## DOCUMENT EXCERPT
====
A Model for Genetic and Epigenetic Regulatory Networks Identifies Rare Pathways for Transcription Factor Induced Pluripotency
Figure 5
Reprogramming is a consequence of random perturbation of epigenetic state of the cell.
In our model, reprogramming factors can change the epigenetic state of randomly chosen regulatory modules (for reasons, see text). (a) Starting from a fully differentiated state, reprogramming factors can perturb any of the remaining 14 positions (for the case of a 4-level hierarchy). Four outcomes are possible depending on the perturbation site: death/arrest, trans-differentiation, de-differentiation or return to the initial cellular state. These outcomes are determined by simulating the system in accord with the rules described in the text and Figs. 2–3. The color code representing genetic and epigenetic states is the same as in Fig. 1 (b) Examples of real trajectories observed in simulations illustrating different temporal evolution of epigenetic and genetic states. Complete cell reprogramming appears as a consequence of several successful de-differentiation events as seen in the second example trajectory. Simulations are performed with parameter values F = 2000; J = 3000; G = 25; H = 40; a = 0; b = 0.3. The color code representing genetic and epigenetic states is the same as in Fig. 1.
====
Dataset entries
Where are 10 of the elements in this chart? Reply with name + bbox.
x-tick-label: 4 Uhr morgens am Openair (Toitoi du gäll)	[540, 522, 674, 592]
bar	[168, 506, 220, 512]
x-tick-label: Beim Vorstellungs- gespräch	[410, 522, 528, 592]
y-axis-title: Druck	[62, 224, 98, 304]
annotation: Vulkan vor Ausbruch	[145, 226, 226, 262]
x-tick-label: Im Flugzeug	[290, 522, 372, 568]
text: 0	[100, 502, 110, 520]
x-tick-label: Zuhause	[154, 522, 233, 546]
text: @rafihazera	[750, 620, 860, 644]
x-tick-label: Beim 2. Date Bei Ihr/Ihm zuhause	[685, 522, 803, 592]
====
## WORK INSTRUCTIONS
[a] Condense the paragraph of the figure caption that begins "In our model, reprogramming factors" into a bulleted list that keeps its main facts.
[b] Reproduce everything in the figure caption from "A Model for" down to "of the cell.", word for word.
None of the entries are needed here.

## TASK RESPONSES
[a]
- In the model, reprogramming factors change the epigenetic state of randomly chosen regulatory modules.
- (a) From a fully differentiated state in a 4-level hierarchy, the factors can perturb any of the remaining 14 positions.
- The perturbation site yields one of four outcomes: death/arrest, trans-differentiation, de-differentiation, or return to the initial cellular state. Simulating the system under the rules in the text and Figs. 2–3 determines which outcome occurs.
- (b) Example trajectories from simulations show how epigenetic and genetic states change over time. In the second example, complete reprogramming results from several successful de-differentiation events.
- Simulation parameters: F = 2000, J = 3000, G = 25, H = 40, a = 0, b = 0.3.
- Colors for genetic and epigenetic states are the same as in Fig. 1.

[b]
A Model for Genetic and Epigenetic Regulatory Networks Identifies Rare Pathways for Transcription Factor Induced Pluripotency
Figure 5
Reprogramming is a consequence of random perturbation of epigenetic state of the cell.